**** DATA FOR THE TASK ****
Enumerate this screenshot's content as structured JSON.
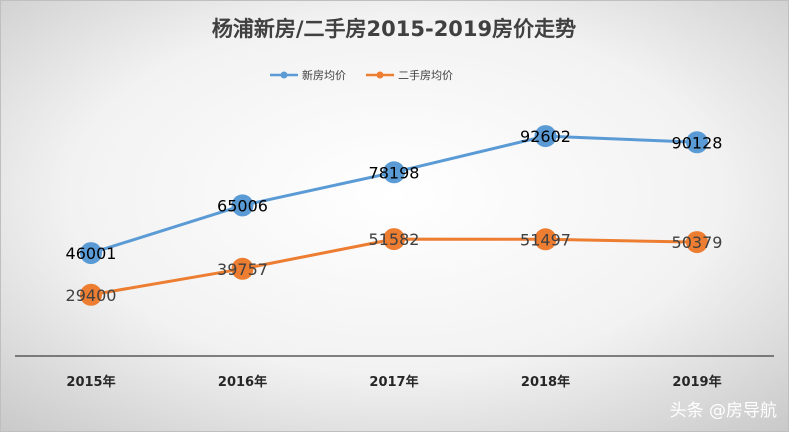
{
  "chart_data": {
    "type": "line",
    "title": "杨浦新房/二手房2015-2019房价走势",
    "categories": [
      "2015年",
      "2016年",
      "2017年",
      "2018年",
      "2019年"
    ],
    "series": [
      {
        "name": "新房均价",
        "values": [
          46001,
          65006,
          78198,
          92602,
          90128
        ],
        "color": "#5b9bd5",
        "label_color": "#000000"
      },
      {
        "name": "二手房均价",
        "values": [
          29400,
          39757,
          51582,
          51497,
          50379
        ],
        "color": "#ed7d31",
        "label_color": "#404040"
      }
    ],
    "legend": "top-center",
    "grid": false,
    "y_axis_visible": false,
    "background": "radial-gradient white to gray"
  },
  "watermark": "头条 @房导航"
}
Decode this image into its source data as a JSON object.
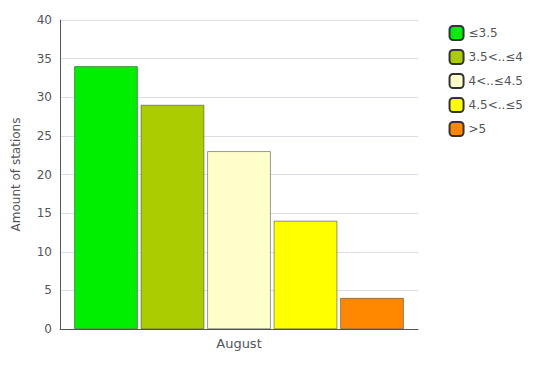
{
  "chart_data": {
    "type": "bar",
    "categories": [
      "August"
    ],
    "series": [
      {
        "name": "≤3.5",
        "color": "#00EE00",
        "values": [
          34
        ]
      },
      {
        "name": "3.5<..≤4",
        "color": "#AACC00",
        "values": [
          29
        ]
      },
      {
        "name": "4<..≤4.5",
        "color": "#FFFFCC",
        "values": [
          23
        ]
      },
      {
        "name": "4.5<..≤5",
        "color": "#FFFF00",
        "values": [
          14
        ]
      },
      {
        "name": ">5",
        "color": "#FF8800",
        "values": [
          4
        ]
      }
    ],
    "ylabel": "Amount of stations",
    "ylim": [
      0,
      40
    ],
    "yticks": [
      0,
      5,
      10,
      15,
      20,
      25,
      30,
      35,
      40
    ],
    "grid": true,
    "legend": "upper right"
  }
}
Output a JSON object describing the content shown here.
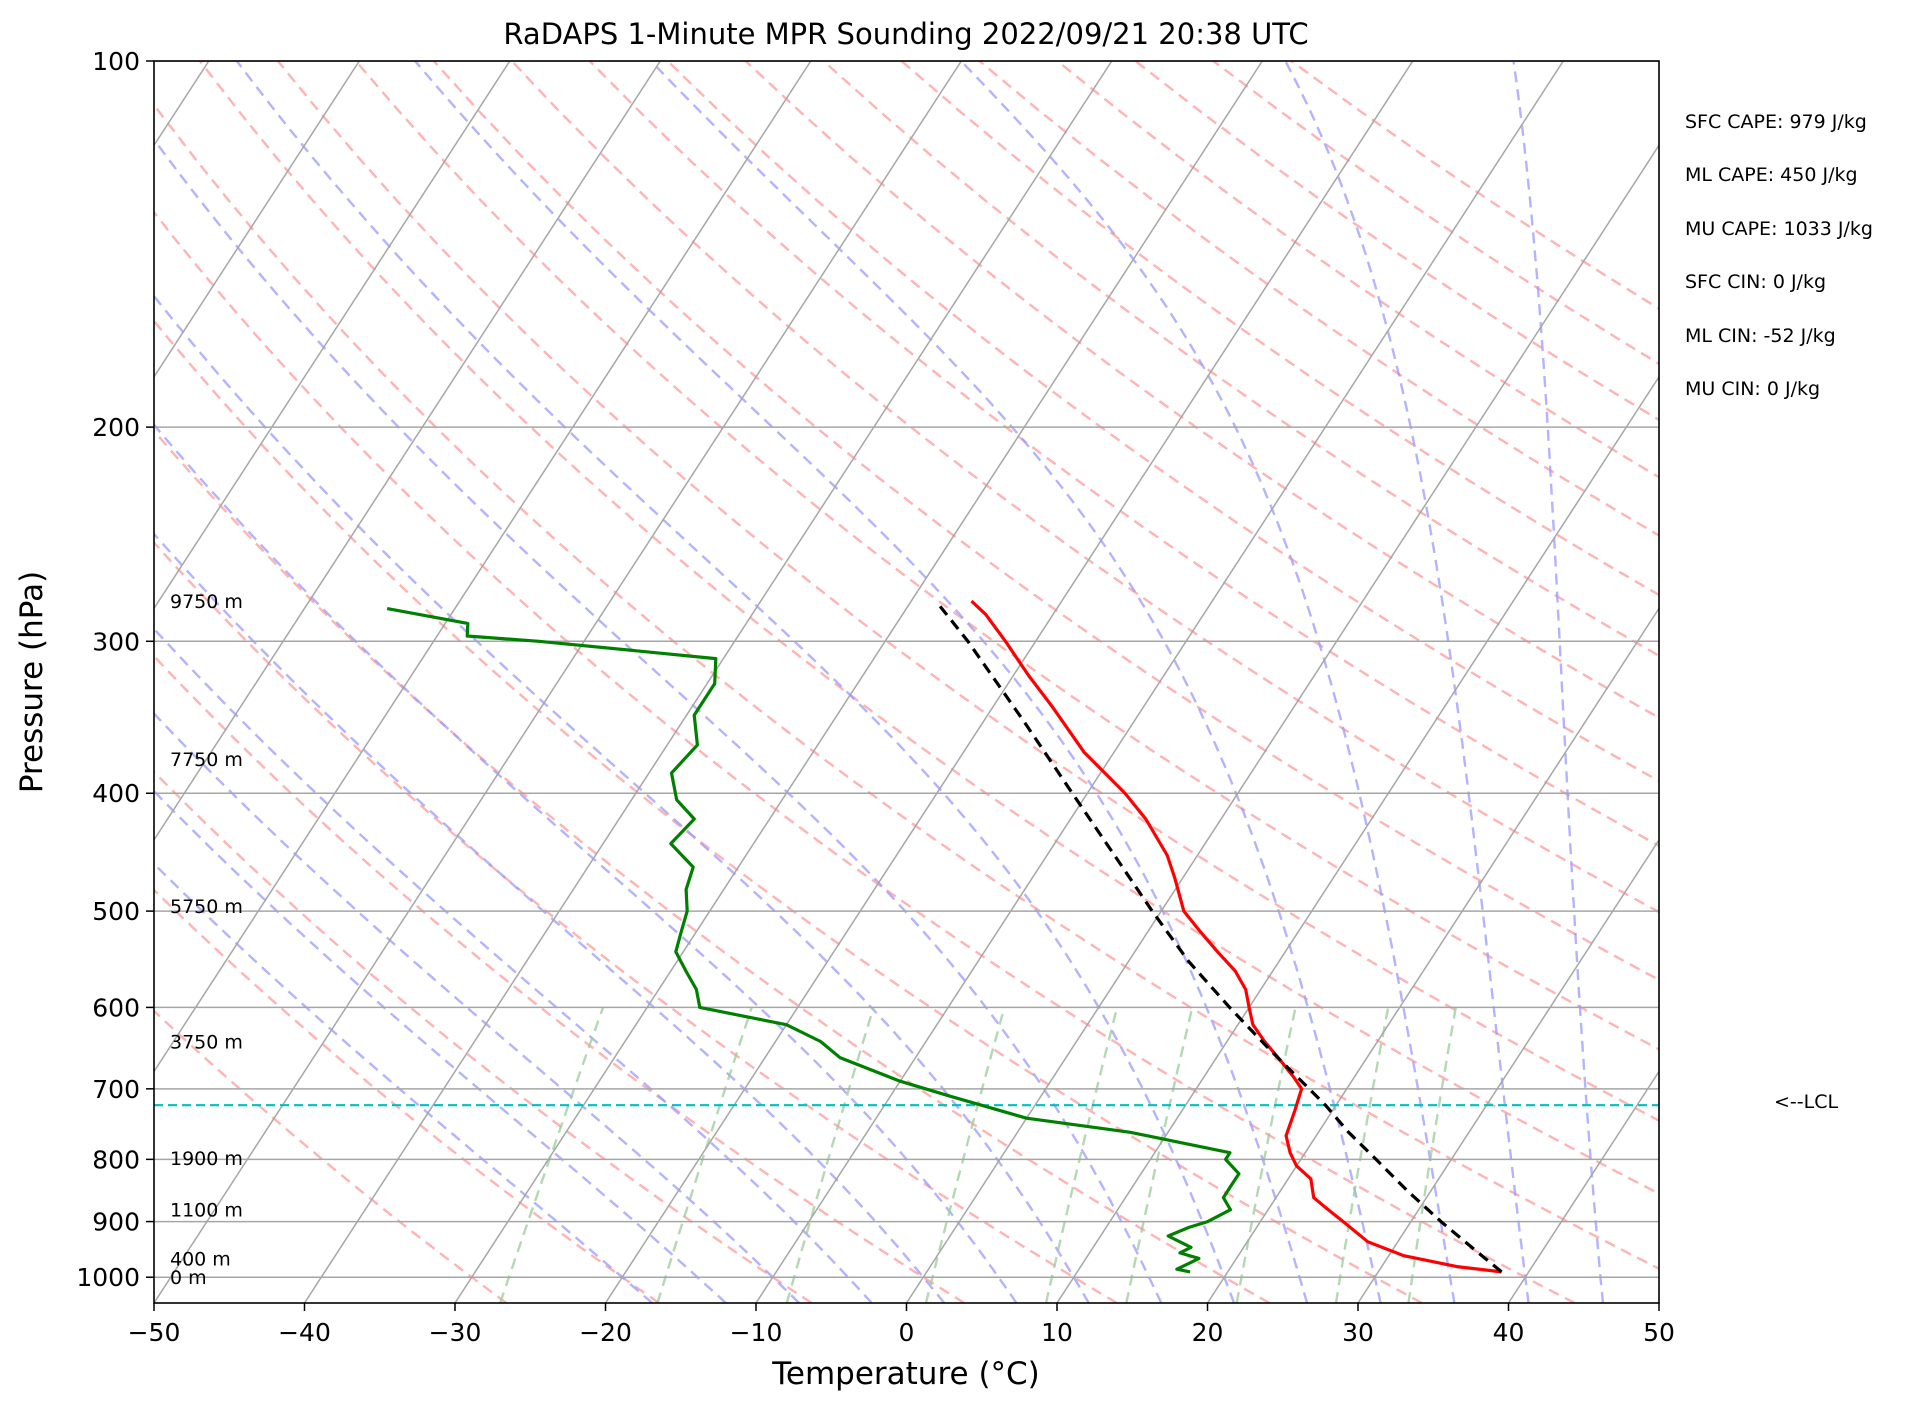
{
  "chart_data": {
    "type": "line",
    "title": "RaDAPS 1-Minute MPR Sounding 2022/09/21 20:38 UTC",
    "xlabel": "Temperature (°C)",
    "ylabel": "Pressure (hPa)",
    "xlim": [
      -50,
      50
    ],
    "ylim": [
      1050,
      100
    ],
    "y_scale": "log",
    "skew": "skew-T",
    "x_ticks": [
      "−50",
      "−40",
      "−30",
      "−20",
      "−10",
      "0",
      "10",
      "20",
      "30",
      "40",
      "50"
    ],
    "y_ticks": [
      {
        "p": 100,
        "label": "100"
      },
      {
        "p": 200,
        "label": "200"
      },
      {
        "p": 300,
        "label": "300"
      },
      {
        "p": 400,
        "label": "400"
      },
      {
        "p": 500,
        "label": "500"
      },
      {
        "p": 600,
        "label": "600"
      },
      {
        "p": 700,
        "label": "700"
      },
      {
        "p": 800,
        "label": "800"
      },
      {
        "p": 900,
        "label": "900"
      },
      {
        "p": 1000,
        "label": "1000"
      }
    ],
    "grid": true,
    "height_labels": [
      {
        "p": 278,
        "text": "9750 m"
      },
      {
        "p": 375,
        "text": "7750 m"
      },
      {
        "p": 495,
        "text": "5750 m"
      },
      {
        "p": 640,
        "text": "3750 m"
      },
      {
        "p": 798,
        "text": "1900 m"
      },
      {
        "p": 880,
        "text": "1100 m"
      },
      {
        "p": 965,
        "text": "400 m"
      },
      {
        "p": 1000,
        "text": "0 m"
      }
    ],
    "series": [
      {
        "key": "temperature",
        "color": "#ff0000",
        "points": [
          [
            990,
            38.2
          ],
          [
            980,
            35
          ],
          [
            960,
            31
          ],
          [
            935,
            28
          ],
          [
            900,
            25.5
          ],
          [
            880,
            24
          ],
          [
            860,
            22.5
          ],
          [
            830,
            21.5
          ],
          [
            810,
            20
          ],
          [
            790,
            19
          ],
          [
            765,
            18
          ],
          [
            730,
            17.5
          ],
          [
            700,
            17
          ],
          [
            685,
            16
          ],
          [
            665,
            14.5
          ],
          [
            640,
            12.5
          ],
          [
            620,
            11
          ],
          [
            600,
            10
          ],
          [
            580,
            9
          ],
          [
            560,
            7.5
          ],
          [
            540,
            5.5
          ],
          [
            520,
            3.5
          ],
          [
            500,
            1.5
          ],
          [
            470,
            -0.5
          ],
          [
            450,
            -2
          ],
          [
            420,
            -5
          ],
          [
            400,
            -7.5
          ],
          [
            370,
            -12
          ],
          [
            340,
            -16
          ],
          [
            320,
            -19
          ],
          [
            300,
            -22
          ],
          [
            285,
            -24.5
          ],
          [
            278,
            -26
          ]
        ]
      },
      {
        "key": "dewpoint",
        "color": "#008000",
        "points": [
          [
            990,
            17.5
          ],
          [
            985,
            16.5
          ],
          [
            975,
            17
          ],
          [
            965,
            17.5
          ],
          [
            955,
            16
          ],
          [
            945,
            16.5
          ],
          [
            935,
            15.5
          ],
          [
            925,
            14.5
          ],
          [
            910,
            15.5
          ],
          [
            900,
            16.5
          ],
          [
            880,
            17.5
          ],
          [
            870,
            17
          ],
          [
            860,
            16.5
          ],
          [
            840,
            16.5
          ],
          [
            822,
            16.5
          ],
          [
            800,
            15
          ],
          [
            790,
            15
          ],
          [
            760,
            7.5
          ],
          [
            740,
            0
          ],
          [
            710,
            -6
          ],
          [
            690,
            -10
          ],
          [
            660,
            -15
          ],
          [
            640,
            -17
          ],
          [
            620,
            -20
          ],
          [
            600,
            -26.5
          ],
          [
            580,
            -27.5
          ],
          [
            560,
            -29
          ],
          [
            540,
            -30.5
          ],
          [
            520,
            -31
          ],
          [
            500,
            -31.5
          ],
          [
            480,
            -32.5
          ],
          [
            460,
            -33
          ],
          [
            440,
            -35.5
          ],
          [
            420,
            -35
          ],
          [
            405,
            -37
          ],
          [
            385,
            -38.5
          ],
          [
            365,
            -38
          ],
          [
            345,
            -39.5
          ],
          [
            325,
            -39.5
          ],
          [
            310,
            -40.5
          ],
          [
            300,
            -53
          ],
          [
            297,
            -58
          ],
          [
            290,
            -58.5
          ],
          [
            282,
            -64.5
          ]
        ]
      },
      {
        "key": "parcel",
        "color": "#000000",
        "style": "dashed",
        "points": [
          [
            990,
            38.2
          ],
          [
            950,
            35.5
          ],
          [
            900,
            32
          ],
          [
            850,
            28.5
          ],
          [
            800,
            25
          ],
          [
            760,
            22
          ],
          [
            722,
            19.3
          ],
          [
            700,
            17.5
          ],
          [
            650,
            13.2
          ],
          [
            600,
            8.7
          ],
          [
            550,
            4
          ],
          [
            500,
            -0.6
          ],
          [
            450,
            -5.5
          ],
          [
            400,
            -11
          ],
          [
            350,
            -17.2
          ],
          [
            300,
            -24.5
          ],
          [
            280,
            -28
          ]
        ]
      }
    ],
    "lcl": {
      "p": 722,
      "label": "<--LCL"
    }
  },
  "stats": [
    "SFC CAPE: 979 J/kg",
    "ML CAPE: 450 J/kg",
    "MU CAPE: 1033 J/kg",
    "SFC CIN: 0 J/kg",
    "ML CIN: -52 J/kg",
    "MU CIN: 0 J/kg"
  ],
  "colors": {
    "dry_adiabat": "#ff9999",
    "moist_adiabat": "#9999ff",
    "mixing_ratio": "#99cc99",
    "lcl_line": "#00bfbf",
    "grid": "#a6a6a6"
  }
}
****
WHAT TO WORK ON -
Search the records for the string "title" and return every line in which it occurs.

SOLUTION -
    "title": "杨浦新房/二手房2015-2019房价走势",
    "title": "RaDAPS 1-Minute MPR Sounding 2022/09/21 20:38 UTC",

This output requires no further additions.